::: SUPPLIED INFORMATION :::

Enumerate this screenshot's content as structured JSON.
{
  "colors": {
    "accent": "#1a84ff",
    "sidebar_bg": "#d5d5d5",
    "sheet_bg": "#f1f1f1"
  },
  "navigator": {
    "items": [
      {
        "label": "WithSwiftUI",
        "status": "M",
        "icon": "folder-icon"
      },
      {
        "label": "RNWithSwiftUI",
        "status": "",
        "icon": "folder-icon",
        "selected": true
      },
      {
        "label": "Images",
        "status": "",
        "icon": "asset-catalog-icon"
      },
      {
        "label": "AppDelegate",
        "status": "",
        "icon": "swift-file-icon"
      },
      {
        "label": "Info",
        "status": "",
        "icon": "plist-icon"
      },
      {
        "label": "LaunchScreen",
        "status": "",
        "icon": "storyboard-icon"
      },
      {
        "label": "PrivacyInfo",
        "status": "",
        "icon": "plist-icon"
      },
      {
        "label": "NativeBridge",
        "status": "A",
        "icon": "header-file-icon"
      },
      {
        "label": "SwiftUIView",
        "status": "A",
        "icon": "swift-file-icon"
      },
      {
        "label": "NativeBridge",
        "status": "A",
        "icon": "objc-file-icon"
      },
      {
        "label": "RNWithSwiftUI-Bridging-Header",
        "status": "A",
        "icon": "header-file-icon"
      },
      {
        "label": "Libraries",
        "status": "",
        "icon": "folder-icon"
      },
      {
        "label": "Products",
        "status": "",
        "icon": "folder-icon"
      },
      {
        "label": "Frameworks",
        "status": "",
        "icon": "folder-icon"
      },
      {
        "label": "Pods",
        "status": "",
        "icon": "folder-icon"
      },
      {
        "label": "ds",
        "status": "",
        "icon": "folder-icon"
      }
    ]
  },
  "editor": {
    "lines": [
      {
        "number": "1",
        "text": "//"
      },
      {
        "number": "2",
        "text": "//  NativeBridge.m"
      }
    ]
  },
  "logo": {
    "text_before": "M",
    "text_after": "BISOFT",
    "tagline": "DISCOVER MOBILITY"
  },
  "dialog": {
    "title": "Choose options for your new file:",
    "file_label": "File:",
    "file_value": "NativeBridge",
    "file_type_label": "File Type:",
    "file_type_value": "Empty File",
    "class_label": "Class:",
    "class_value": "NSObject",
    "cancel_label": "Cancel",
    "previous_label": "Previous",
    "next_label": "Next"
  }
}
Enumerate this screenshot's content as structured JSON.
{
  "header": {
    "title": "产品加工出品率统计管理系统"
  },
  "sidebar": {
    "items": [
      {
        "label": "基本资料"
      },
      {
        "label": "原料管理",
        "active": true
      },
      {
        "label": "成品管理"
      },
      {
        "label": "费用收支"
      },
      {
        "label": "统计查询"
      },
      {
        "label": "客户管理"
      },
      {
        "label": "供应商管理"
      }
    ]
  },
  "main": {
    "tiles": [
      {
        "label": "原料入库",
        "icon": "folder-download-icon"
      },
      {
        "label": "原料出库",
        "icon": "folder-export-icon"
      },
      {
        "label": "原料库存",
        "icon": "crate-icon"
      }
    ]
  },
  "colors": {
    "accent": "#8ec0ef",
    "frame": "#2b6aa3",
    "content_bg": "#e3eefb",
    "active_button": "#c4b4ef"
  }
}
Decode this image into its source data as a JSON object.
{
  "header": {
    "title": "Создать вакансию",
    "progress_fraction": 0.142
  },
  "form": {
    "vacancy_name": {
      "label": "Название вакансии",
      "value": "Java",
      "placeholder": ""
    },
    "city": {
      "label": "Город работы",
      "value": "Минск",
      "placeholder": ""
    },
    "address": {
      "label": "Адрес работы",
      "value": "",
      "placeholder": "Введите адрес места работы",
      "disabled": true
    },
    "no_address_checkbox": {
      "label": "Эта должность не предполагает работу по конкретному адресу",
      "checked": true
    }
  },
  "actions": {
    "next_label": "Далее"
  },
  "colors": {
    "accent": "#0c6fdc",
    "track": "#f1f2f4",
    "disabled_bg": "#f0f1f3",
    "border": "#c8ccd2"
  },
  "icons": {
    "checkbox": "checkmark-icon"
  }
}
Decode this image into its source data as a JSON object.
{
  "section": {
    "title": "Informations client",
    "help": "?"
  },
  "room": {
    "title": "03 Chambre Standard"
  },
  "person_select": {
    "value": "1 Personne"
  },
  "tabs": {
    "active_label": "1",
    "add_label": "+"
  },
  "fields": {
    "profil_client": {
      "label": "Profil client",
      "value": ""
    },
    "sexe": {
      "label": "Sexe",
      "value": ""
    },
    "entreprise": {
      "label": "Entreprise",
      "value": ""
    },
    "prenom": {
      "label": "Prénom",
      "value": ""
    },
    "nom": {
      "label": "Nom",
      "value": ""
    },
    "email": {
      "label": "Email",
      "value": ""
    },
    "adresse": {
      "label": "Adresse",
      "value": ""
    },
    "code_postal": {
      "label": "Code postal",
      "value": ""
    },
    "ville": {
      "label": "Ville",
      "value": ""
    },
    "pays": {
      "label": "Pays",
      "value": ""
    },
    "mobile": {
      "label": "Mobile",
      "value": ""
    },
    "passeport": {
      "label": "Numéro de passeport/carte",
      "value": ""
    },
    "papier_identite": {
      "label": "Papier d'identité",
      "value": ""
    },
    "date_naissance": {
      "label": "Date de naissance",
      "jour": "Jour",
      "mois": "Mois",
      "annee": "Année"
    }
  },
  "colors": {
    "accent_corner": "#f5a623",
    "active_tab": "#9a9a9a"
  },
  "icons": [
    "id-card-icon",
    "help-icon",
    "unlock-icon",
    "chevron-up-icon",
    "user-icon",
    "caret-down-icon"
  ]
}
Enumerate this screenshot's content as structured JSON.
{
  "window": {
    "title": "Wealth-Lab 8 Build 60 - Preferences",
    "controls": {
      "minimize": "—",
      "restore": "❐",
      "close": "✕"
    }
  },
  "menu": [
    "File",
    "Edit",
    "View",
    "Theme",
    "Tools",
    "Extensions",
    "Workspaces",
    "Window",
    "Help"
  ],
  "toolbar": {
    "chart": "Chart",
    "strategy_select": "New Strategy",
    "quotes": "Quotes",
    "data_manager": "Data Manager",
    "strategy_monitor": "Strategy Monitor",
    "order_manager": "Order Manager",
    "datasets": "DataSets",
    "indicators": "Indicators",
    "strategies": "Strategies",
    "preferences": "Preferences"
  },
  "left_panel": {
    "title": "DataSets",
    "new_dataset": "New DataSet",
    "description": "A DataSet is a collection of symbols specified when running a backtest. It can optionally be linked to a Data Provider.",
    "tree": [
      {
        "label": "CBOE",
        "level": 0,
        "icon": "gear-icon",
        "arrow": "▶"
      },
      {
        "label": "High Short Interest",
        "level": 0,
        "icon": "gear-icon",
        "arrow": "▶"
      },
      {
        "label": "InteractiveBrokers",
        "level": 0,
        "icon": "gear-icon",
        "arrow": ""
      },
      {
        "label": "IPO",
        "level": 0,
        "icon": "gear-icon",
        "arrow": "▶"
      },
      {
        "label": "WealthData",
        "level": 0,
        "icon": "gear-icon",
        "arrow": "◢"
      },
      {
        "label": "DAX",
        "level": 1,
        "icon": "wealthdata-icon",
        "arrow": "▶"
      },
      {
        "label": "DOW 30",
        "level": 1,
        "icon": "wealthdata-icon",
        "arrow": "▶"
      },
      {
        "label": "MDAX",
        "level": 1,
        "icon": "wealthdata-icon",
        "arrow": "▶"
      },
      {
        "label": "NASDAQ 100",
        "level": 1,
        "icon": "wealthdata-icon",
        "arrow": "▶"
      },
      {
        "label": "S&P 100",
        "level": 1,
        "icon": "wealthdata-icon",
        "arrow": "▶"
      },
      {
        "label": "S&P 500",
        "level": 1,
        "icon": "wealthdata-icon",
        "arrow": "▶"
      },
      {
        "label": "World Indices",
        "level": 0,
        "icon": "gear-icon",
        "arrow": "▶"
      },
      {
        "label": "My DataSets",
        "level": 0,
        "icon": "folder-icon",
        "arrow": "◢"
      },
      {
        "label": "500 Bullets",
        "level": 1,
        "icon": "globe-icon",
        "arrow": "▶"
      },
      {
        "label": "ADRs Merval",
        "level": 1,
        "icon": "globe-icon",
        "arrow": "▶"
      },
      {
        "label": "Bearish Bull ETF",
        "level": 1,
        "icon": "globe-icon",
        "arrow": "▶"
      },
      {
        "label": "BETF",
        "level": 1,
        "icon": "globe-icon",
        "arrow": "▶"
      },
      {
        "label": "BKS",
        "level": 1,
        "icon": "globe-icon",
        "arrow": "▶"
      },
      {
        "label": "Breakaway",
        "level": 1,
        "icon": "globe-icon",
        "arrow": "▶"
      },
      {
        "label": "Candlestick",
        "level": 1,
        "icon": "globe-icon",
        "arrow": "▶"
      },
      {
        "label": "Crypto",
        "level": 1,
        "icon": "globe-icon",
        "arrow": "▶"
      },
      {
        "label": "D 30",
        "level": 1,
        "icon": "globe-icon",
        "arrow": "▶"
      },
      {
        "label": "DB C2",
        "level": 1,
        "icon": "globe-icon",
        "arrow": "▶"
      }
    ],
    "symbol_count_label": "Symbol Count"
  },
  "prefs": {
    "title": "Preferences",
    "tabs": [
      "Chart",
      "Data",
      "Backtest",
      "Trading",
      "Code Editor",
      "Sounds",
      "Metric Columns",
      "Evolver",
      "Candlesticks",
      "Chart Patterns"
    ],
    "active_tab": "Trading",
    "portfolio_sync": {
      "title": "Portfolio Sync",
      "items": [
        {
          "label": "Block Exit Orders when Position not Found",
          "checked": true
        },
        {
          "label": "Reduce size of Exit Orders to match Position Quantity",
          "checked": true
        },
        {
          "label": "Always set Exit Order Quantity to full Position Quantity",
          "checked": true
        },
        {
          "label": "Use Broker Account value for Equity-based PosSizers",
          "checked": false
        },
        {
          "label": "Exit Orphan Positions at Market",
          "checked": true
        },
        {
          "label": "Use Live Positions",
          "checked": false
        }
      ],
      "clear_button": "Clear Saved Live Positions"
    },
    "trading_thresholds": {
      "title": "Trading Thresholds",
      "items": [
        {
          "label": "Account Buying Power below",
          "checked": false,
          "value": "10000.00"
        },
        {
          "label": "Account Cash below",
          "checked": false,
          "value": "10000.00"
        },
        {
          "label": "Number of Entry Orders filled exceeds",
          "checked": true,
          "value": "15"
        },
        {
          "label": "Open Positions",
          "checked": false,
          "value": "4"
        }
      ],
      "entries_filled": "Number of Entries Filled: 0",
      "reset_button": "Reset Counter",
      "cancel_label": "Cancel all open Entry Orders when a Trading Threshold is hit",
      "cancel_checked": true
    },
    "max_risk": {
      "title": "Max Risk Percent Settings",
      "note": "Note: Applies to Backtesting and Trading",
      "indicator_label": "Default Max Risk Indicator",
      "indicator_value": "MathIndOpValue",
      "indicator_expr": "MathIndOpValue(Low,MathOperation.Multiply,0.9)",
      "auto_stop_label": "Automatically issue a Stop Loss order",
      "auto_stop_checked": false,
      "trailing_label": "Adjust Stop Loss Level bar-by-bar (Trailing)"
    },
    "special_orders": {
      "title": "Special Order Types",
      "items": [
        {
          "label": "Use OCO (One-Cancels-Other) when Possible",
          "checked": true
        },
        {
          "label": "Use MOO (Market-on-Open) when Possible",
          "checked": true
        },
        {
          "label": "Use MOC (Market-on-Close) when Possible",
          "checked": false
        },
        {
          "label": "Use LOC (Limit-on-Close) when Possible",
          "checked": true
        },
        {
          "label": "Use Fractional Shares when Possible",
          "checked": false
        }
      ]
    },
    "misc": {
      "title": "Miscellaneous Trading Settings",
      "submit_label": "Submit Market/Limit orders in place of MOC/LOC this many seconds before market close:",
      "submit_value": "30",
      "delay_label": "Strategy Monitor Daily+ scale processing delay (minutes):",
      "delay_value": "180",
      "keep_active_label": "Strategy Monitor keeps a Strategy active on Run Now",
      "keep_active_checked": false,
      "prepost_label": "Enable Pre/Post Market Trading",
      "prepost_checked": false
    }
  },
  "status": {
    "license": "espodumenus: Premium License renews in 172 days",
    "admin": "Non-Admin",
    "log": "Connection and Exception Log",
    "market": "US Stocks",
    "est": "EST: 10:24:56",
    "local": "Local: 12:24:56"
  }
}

:::

STATED GOAL
Identify each line of the material where the word "Monitor" shows up, and copy it.

TASK RESPONSE
    "strategy_monitor": "Strategy Monitor",
      "delay_label": "Strategy Monitor Daily+ scale processing delay (minutes):",
      "keep_active_label": "Strategy Monitor keeps a Strategy active on Run Now",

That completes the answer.